### [Records supplied]
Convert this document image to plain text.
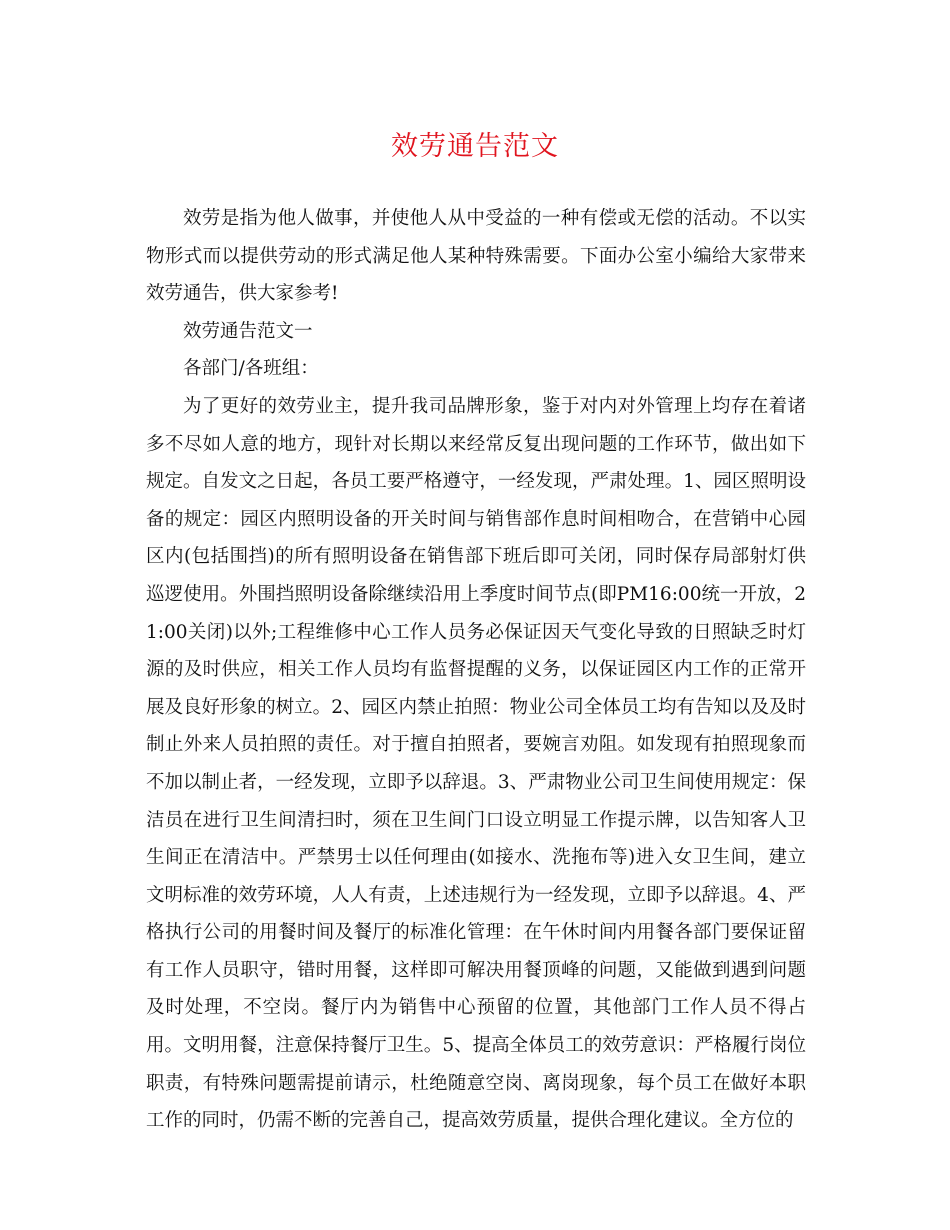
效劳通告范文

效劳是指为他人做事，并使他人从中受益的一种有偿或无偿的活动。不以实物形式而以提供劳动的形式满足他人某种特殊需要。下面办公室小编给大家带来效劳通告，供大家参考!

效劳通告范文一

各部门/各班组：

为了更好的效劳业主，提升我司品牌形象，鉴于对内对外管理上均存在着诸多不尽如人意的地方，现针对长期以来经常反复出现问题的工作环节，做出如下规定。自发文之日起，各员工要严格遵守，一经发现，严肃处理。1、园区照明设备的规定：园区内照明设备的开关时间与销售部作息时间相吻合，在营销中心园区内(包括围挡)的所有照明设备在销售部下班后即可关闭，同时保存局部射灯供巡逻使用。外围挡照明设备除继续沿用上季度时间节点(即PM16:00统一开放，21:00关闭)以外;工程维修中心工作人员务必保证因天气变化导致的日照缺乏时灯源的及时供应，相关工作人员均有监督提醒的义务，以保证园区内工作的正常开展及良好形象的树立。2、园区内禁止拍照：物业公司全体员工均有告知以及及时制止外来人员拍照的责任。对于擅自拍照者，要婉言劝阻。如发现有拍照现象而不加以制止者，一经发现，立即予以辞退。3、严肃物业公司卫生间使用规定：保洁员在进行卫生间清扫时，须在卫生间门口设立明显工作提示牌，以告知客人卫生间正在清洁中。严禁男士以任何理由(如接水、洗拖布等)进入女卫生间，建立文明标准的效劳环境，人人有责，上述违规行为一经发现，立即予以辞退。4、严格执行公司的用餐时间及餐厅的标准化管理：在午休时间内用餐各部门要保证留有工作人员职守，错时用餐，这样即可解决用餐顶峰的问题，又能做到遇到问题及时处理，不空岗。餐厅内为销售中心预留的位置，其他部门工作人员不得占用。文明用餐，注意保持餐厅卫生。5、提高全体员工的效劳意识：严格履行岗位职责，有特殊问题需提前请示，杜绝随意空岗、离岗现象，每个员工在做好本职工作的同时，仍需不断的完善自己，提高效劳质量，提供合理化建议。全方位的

### [Task instructions]
Pictures in the records above are left out; print everything else exactly as written.

### [Written reply]
Convert this document image to plain text.
效劳通告范文

效劳是指为他人做事，并使他人从中受益的一种有偿或无偿的活动。不以实物形式而以提供劳动的形式满足他人某种特殊需要。下面办公室小编给大家带来效劳通告，供大家参考!

效劳通告范文一

各部门/各班组：

为了更好的效劳业主，提升我司品牌形象，鉴于对内对外管理上均存在着诸多不尽如人意的地方，现针对长期以来经常反复出现问题的工作环节，做出如下规定。自发文之日起，各员工要严格遵守，一经发现，严肃处理。1、园区照明设备的规定：园区内照明设备的开关时间与销售部作息时间相吻合，在营销中心园区内(包括围挡)的所有照明设备在销售部下班后即可关闭，同时保存局部射灯供巡逻使用。外围挡照明设备除继续沿用上季度时间节点(即PM16:00统一开放，21:00关闭)以外;工程维修中心工作人员务必保证因天气变化导致的日照缺乏时灯源的及时供应，相关工作人员均有监督提醒的义务，以保证园区内工作的正常开展及良好形象的树立。2、园区内禁止拍照：物业公司全体员工均有告知以及及时制止外来人员拍照的责任。对于擅自拍照者，要婉言劝阻。如发现有拍照现象而不加以制止者，一经发现，立即予以辞退。3、严肃物业公司卫生间使用规定：保洁员在进行卫生间清扫时，须在卫生间门口设立明显工作提示牌，以告知客人卫生间正在清洁中。严禁男士以任何理由(如接水、洗拖布等)进入女卫生间，建立文明标准的效劳环境，人人有责，上述违规行为一经发现，立即予以辞退。4、严格执行公司的用餐时间及餐厅的标准化管理：在午休时间内用餐各部门要保证留有工作人员职守，错时用餐，这样即可解决用餐顶峰的问题，又能做到遇到问题及时处理，不空岗。餐厅内为销售中心预留的位置，其他部门工作人员不得占用。文明用餐，注意保持餐厅卫生。5、提高全体员工的效劳意识：严格履行岗位职责，有特殊问题需提前请示，杜绝随意空岗、离岗现象，每个员工在做好本职工作的同时，仍需不断的完善自己，提高效劳质量，提供合理化建议。全方位的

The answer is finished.